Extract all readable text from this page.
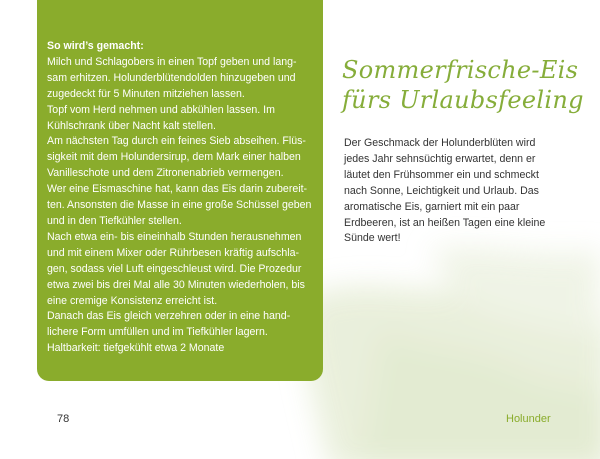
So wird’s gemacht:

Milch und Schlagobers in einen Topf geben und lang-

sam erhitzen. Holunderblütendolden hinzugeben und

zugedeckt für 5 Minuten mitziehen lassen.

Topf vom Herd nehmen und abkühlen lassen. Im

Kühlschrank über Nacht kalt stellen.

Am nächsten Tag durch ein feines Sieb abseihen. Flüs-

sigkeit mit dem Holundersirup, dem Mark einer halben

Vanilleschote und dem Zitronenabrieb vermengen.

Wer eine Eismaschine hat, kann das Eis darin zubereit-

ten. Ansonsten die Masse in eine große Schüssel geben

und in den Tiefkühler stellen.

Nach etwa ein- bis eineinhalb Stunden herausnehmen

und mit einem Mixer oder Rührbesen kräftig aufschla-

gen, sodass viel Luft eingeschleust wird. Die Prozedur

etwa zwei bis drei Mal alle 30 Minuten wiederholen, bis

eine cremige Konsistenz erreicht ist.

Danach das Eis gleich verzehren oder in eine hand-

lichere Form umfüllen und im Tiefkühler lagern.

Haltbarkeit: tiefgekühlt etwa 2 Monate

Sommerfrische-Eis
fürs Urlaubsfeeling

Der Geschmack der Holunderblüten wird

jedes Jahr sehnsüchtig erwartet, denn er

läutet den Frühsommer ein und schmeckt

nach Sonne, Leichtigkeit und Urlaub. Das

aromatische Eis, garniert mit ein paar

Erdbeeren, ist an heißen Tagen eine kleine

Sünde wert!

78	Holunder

▬▬▬▬▬▬

Pictures are to be left out; all else in the entries above is to be quoted exactly.

Extract all readable text from this page.
So wird’s gemacht:

Milch und Schlagobers in einen Topf geben und lang-

sam erhitzen. Holunderblütendolden hinzugeben und

zugedeckt für 5 Minuten mitziehen lassen.

Topf vom Herd nehmen und abkühlen lassen. Im

Kühlschrank über Nacht kalt stellen.

Am nächsten Tag durch ein feines Sieb abseihen. Flüs-

sigkeit mit dem Holundersirup, dem Mark einer halben

Vanilleschote und dem Zitronenabrieb vermengen.

Wer eine Eismaschine hat, kann das Eis darin zubereit-

ten. Ansonsten die Masse in eine große Schüssel geben

und in den Tiefkühler stellen.

Nach etwa ein- bis eineinhalb Stunden herausnehmen

und mit einem Mixer oder Rührbesen kräftig aufschla-

gen, sodass viel Luft eingeschleust wird. Die Prozedur

etwa zwei bis drei Mal alle 30 Minuten wiederholen, bis

eine cremige Konsistenz erreicht ist.

Danach das Eis gleich verzehren oder in eine hand-

lichere Form umfüllen und im Tiefkühler lagern.

Haltbarkeit: tiefgekühlt etwa 2 Monate

Sommerfrische-Eis
fürs Urlaubsfeeling

Der Geschmack der Holunderblüten wird

jedes Jahr sehnsüchtig erwartet, denn er

läutet den Frühsommer ein und schmeckt

nach Sonne, Leichtigkeit und Urlaub. Das

aromatische Eis, garniert mit ein paar

Erdbeeren, ist an heißen Tagen eine kleine

Sünde wert!

78	Holunder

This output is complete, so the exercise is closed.